====== Data excerpts
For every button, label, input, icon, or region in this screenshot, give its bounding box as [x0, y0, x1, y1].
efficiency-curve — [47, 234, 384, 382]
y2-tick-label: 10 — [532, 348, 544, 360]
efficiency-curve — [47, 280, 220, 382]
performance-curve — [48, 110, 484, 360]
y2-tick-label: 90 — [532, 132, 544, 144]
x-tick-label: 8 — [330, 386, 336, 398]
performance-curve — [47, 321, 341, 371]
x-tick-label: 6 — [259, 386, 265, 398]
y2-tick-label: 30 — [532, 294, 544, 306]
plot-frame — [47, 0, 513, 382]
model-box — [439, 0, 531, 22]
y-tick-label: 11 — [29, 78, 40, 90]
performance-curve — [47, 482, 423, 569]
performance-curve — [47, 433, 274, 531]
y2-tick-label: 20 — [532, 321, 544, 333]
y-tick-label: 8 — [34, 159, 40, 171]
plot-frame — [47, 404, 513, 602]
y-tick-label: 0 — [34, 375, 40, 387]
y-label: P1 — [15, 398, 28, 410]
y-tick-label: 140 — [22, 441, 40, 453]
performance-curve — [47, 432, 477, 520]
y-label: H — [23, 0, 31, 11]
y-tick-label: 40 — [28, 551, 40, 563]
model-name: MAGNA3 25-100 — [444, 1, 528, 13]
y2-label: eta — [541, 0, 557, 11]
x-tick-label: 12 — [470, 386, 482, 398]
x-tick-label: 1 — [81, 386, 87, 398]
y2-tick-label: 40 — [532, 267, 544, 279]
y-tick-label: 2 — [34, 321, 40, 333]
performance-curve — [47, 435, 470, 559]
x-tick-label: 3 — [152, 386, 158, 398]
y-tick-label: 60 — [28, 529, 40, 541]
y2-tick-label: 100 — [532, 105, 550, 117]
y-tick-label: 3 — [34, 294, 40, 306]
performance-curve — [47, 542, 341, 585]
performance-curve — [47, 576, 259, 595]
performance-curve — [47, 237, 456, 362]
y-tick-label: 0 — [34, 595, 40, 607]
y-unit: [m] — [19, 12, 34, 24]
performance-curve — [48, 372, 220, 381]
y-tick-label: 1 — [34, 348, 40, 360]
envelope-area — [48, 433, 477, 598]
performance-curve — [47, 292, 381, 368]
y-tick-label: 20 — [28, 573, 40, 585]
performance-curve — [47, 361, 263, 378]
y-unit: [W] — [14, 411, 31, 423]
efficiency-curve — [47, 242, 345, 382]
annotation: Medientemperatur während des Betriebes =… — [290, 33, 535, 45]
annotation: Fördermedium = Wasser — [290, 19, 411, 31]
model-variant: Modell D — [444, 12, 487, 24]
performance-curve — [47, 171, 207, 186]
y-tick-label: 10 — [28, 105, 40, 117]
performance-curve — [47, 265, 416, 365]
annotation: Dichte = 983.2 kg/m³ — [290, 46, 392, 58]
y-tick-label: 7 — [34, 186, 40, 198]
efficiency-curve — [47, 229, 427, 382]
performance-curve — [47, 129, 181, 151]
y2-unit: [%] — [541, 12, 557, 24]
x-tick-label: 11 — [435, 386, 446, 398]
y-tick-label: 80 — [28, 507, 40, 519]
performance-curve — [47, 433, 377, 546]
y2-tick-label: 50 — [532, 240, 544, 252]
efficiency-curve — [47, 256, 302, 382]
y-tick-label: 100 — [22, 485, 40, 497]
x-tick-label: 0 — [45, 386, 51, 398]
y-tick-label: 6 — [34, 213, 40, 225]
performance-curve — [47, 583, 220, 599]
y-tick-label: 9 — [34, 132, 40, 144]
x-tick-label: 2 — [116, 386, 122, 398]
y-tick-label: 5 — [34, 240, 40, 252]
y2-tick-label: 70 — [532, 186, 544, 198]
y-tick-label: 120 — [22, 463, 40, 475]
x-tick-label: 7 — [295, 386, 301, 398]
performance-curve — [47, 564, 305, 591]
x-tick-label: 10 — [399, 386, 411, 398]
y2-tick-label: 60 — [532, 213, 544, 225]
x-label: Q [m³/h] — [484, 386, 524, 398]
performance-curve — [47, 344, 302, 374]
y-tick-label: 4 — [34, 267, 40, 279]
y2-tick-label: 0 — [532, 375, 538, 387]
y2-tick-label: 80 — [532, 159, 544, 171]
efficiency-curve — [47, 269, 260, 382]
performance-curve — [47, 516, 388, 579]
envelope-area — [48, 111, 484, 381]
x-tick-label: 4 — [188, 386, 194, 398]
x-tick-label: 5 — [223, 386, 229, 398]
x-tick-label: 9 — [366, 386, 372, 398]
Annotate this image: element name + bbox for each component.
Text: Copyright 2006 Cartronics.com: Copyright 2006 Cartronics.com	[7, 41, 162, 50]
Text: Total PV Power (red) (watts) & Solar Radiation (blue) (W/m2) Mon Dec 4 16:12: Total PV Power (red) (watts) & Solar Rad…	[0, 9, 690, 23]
============
:: What is expected ::
Copy the records above from their first line through the line containing "plot-frame — [47, 404, 513, 602]", including that line. Keep every character of each line unchanged.

:: Written response ::
For every button, label, input, icon, or region in this screenshot, give its bounding box as [x0, y0, x1, y1].
efficiency-curve — [47, 234, 384, 382]
y2-tick-label: 10 — [532, 348, 544, 360]
efficiency-curve — [47, 280, 220, 382]
performance-curve — [48, 110, 484, 360]
y2-tick-label: 90 — [532, 132, 544, 144]
x-tick-label: 8 — [330, 386, 336, 398]
performance-curve — [47, 321, 341, 371]
x-tick-label: 6 — [259, 386, 265, 398]
y2-tick-label: 30 — [532, 294, 544, 306]
plot-frame — [47, 0, 513, 382]
model-box — [439, 0, 531, 22]
y-tick-label: 11 — [29, 78, 40, 90]
performance-curve — [47, 482, 423, 569]
performance-curve — [47, 433, 274, 531]
y2-tick-label: 20 — [532, 321, 544, 333]
y-tick-label: 8 — [34, 159, 40, 171]
plot-frame — [47, 404, 513, 602]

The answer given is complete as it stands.